→ Work required
Scan the lines and state how many carry "text". Leave out everything but the number.

→ Dataset rows
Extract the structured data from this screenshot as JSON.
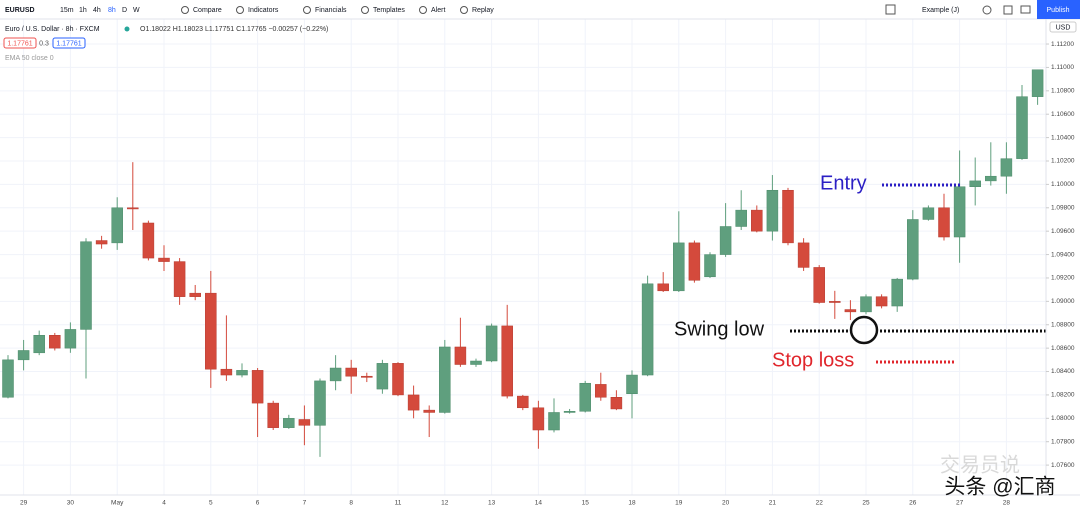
{
  "toolbar": {
    "symbol": "EURUSD",
    "intervals": [
      "15m",
      "1h",
      "4h",
      "8h",
      "D",
      "W"
    ],
    "active_interval": 3,
    "buttons": [
      "Compare",
      "Indicators",
      "Financials",
      "Templates",
      "Alert",
      "Replay"
    ],
    "layout_name": "Example (J)",
    "publish": "Publish"
  },
  "legend": {
    "title": "Euro / U.S. Dollar · 8h · FXCM",
    "ohlc": "O1.18022 H1.18023 L1.17751 C1.17765 −0.00257 (−0.22%)",
    "bid": "1.17761",
    "spread": "0.3",
    "ask": "1.17761",
    "indicator": "EMA 50 close 0"
  },
  "currency": "USD",
  "watermark": [
    "交易员说",
    "头条 @汇商"
  ],
  "chart_data": {
    "type": "candlestick",
    "up_color": "#5f9f7e",
    "down_color": "#d44a3c",
    "grid": true,
    "categories": [
      null,
      "29",
      null,
      null,
      "30",
      null,
      null,
      "May",
      null,
      null,
      "4",
      null,
      null,
      "5",
      null,
      null,
      "6",
      null,
      null,
      "7",
      null,
      null,
      "8",
      null,
      null,
      "11",
      null,
      null,
      "12",
      null,
      null,
      "13",
      null,
      null,
      "14",
      null,
      null,
      "15",
      null,
      null,
      "18",
      null,
      null,
      "19",
      null,
      null,
      "20",
      null,
      null,
      "21",
      null,
      null,
      "22",
      null,
      null,
      "25",
      null,
      null,
      "26",
      null,
      null,
      "27",
      null,
      null,
      "28",
      null,
      null
    ],
    "open": [
      1.0818,
      1.085,
      1.0856,
      1.0871,
      1.086,
      1.0876,
      1.0952,
      1.095,
      1.098,
      1.0967,
      1.0937,
      1.0934,
      1.0907,
      1.0907,
      1.0842,
      1.0837,
      1.0841,
      1.0813,
      1.0792,
      1.0799,
      1.0794,
      1.0832,
      1.0843,
      1.0836,
      1.0825,
      1.0847,
      1.082,
      1.0807,
      1.0805,
      1.0861,
      1.0846,
      1.0849,
      1.0879,
      1.0819,
      1.0809,
      1.079,
      1.0805,
      1.0806,
      1.0829,
      1.0818,
      1.0821,
      1.0837,
      1.0915,
      1.0909,
      1.095,
      1.0921,
      1.094,
      1.0964,
      1.0978,
      1.096,
      1.0995,
      1.095,
      1.0929,
      1.09,
      1.0893,
      1.0891,
      1.0904,
      1.0896,
      1.0919,
      1.097,
      1.098,
      1.0955,
      1.0998,
      1.1003,
      1.1007,
      1.1022,
      1.1075
    ],
    "high": [
      1.0854,
      1.0867,
      1.0875,
      1.0873,
      1.0882,
      1.0954,
      1.0956,
      1.0989,
      1.1019,
      1.0969,
      1.0948,
      1.0937,
      1.0914,
      1.0926,
      1.0888,
      1.0847,
      1.0843,
      1.0815,
      1.0803,
      1.0811,
      1.0834,
      1.0854,
      1.085,
      1.0839,
      1.085,
      1.0848,
      1.0828,
      1.0811,
      1.0867,
      1.0886,
      1.0851,
      1.0881,
      1.0897,
      1.082,
      1.0815,
      1.0817,
      1.0808,
      1.0832,
      1.0839,
      1.0824,
      1.0841,
      1.0922,
      1.0925,
      1.0977,
      1.0952,
      1.0942,
      1.0984,
      1.0995,
      1.0982,
      1.1008,
      1.0997,
      1.0954,
      1.0931,
      1.0909,
      1.0901,
      1.0906,
      1.0906,
      1.092,
      1.0978,
      1.0982,
      1.0992,
      1.1029,
      1.1023,
      1.1036,
      1.1036,
      1.1085,
      1.1098
    ],
    "low": [
      1.0817,
      1.0841,
      1.0854,
      1.0858,
      1.0856,
      1.0834,
      1.0945,
      1.0944,
      1.0961,
      1.0935,
      1.0926,
      1.0897,
      1.0901,
      1.0826,
      1.0832,
      1.0835,
      1.0784,
      1.079,
      1.0791,
      1.0777,
      1.0767,
      1.0824,
      1.0821,
      1.0831,
      1.0821,
      1.0819,
      1.08,
      1.0784,
      1.0804,
      1.0844,
      1.0844,
      1.0848,
      1.0817,
      1.0807,
      1.0774,
      1.0788,
      1.0804,
      1.0805,
      1.0815,
      1.0807,
      1.08,
      1.0836,
      1.0908,
      1.0908,
      1.0916,
      1.092,
      1.0938,
      1.0961,
      1.0959,
      1.0952,
      1.0948,
      1.0926,
      1.0898,
      1.0885,
      1.0884,
      1.0889,
      1.0894,
      1.0891,
      1.0918,
      1.0969,
      1.0952,
      1.0933,
      1.0982,
      1.0999,
      1.0992,
      1.1021,
      1.1068
    ],
    "close": [
      1.085,
      1.0858,
      1.0871,
      1.086,
      1.0876,
      1.0951,
      1.0949,
      1.098,
      1.0979,
      1.0937,
      1.0934,
      1.0904,
      1.0904,
      1.0842,
      1.0837,
      1.0841,
      1.0813,
      1.0792,
      1.08,
      1.0794,
      1.0832,
      1.0843,
      1.0836,
      1.0835,
      1.0847,
      1.082,
      1.0807,
      1.0805,
      1.0861,
      1.0846,
      1.0849,
      1.0879,
      1.0819,
      1.0809,
      1.079,
      1.0805,
      1.0806,
      1.083,
      1.0818,
      1.0808,
      1.0837,
      1.0915,
      1.0909,
      1.095,
      1.0918,
      1.094,
      1.0964,
      1.0978,
      1.096,
      1.0995,
      1.095,
      1.0929,
      1.0899,
      1.0899,
      1.0891,
      1.0904,
      1.0896,
      1.0919,
      1.097,
      1.098,
      1.0955,
      1.0998,
      1.1003,
      1.1007,
      1.1022,
      1.1075,
      1.1098
    ],
    "ylim": [
      1.0737,
      1.1132
    ],
    "yticks": [
      {
        "value": 1.076,
        "label": "1.07600"
      },
      {
        "value": 1.078,
        "label": "1.07800"
      },
      {
        "value": 1.08,
        "label": "1.08000"
      },
      {
        "value": 1.082,
        "label": "1.08200"
      },
      {
        "value": 1.084,
        "label": "1.08400"
      },
      {
        "value": 1.086,
        "label": "1.08600"
      },
      {
        "value": 1.088,
        "label": "1.08800"
      },
      {
        "value": 1.09,
        "label": "1.09000"
      },
      {
        "value": 1.092,
        "label": "1.09200"
      },
      {
        "value": 1.094,
        "label": "1.09400"
      },
      {
        "value": 1.096,
        "label": "1.09600"
      },
      {
        "value": 1.098,
        "label": "1.09800"
      },
      {
        "value": 1.1,
        "label": "1.10000"
      },
      {
        "value": 1.102,
        "label": "1.10200"
      },
      {
        "value": 1.104,
        "label": "1.10400"
      },
      {
        "value": 1.106,
        "label": "1.10600"
      },
      {
        "value": 1.108,
        "label": "1.10800"
      },
      {
        "value": 1.11,
        "label": "1.11000"
      },
      {
        "value": 1.112,
        "label": "1.11200"
      }
    ],
    "annotations": [
      {
        "text": "Entry",
        "color": "#2b1fc4"
      },
      {
        "text": "Swing low",
        "color": "#111111"
      },
      {
        "text": "Stop loss",
        "color": "#e0262c"
      }
    ]
  }
}
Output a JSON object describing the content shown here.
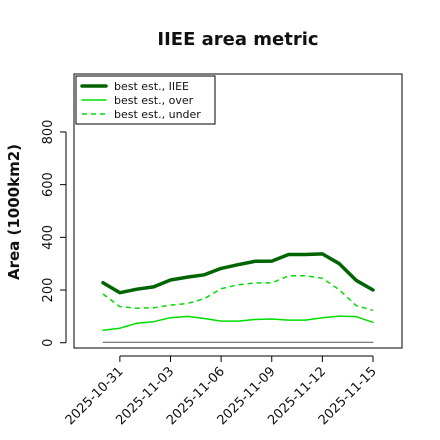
{
  "chart_data": {
    "type": "line",
    "title": "IIEE area metric",
    "xlabel": "",
    "ylabel": "Area (1000km2)",
    "x": [
      "2025-10-30",
      "2025-10-31",
      "2025-11-01",
      "2025-11-02",
      "2025-11-03",
      "2025-11-04",
      "2025-11-05",
      "2025-11-06",
      "2025-11-07",
      "2025-11-08",
      "2025-11-09",
      "2025-11-10",
      "2025-11-11",
      "2025-11-12",
      "2025-11-13",
      "2025-11-14",
      "2025-11-15"
    ],
    "x_tick_labels": [
      "2025-10-31",
      "2025-11-03",
      "2025-11-06",
      "2025-11-09",
      "2025-11-12",
      "2025-11-15"
    ],
    "y_ticks": [
      0,
      200,
      400,
      600,
      800
    ],
    "ylim": [
      -20,
      1020
    ],
    "grid": false,
    "legend_position": "top-left",
    "series": [
      {
        "name": "best est., IIEE",
        "color": "#006400",
        "style": "solid-thick",
        "values": [
          228,
          190,
          203,
          212,
          238,
          249,
          258,
          282,
          296,
          309,
          310,
          335,
          335,
          337,
          300,
          237,
          200
        ]
      },
      {
        "name": "best est., over",
        "color": "#00dd00",
        "style": "solid",
        "values": [
          47,
          55,
          74,
          80,
          95,
          100,
          92,
          82,
          82,
          88,
          90,
          86,
          86,
          95,
          101,
          99,
          77
        ]
      },
      {
        "name": "best est., under",
        "color": "#00dd00",
        "style": "dashed",
        "values": [
          185,
          137,
          131,
          133,
          143,
          149,
          167,
          205,
          220,
          227,
          227,
          254,
          254,
          245,
          201,
          141,
          123
        ]
      },
      {
        "name": "",
        "color": "#555555",
        "style": "solid-thin",
        "values": [
          2,
          2,
          2,
          2,
          2,
          2,
          2,
          2,
          2,
          2,
          2,
          2,
          2,
          2,
          2,
          2,
          2
        ]
      }
    ]
  }
}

→ The response
3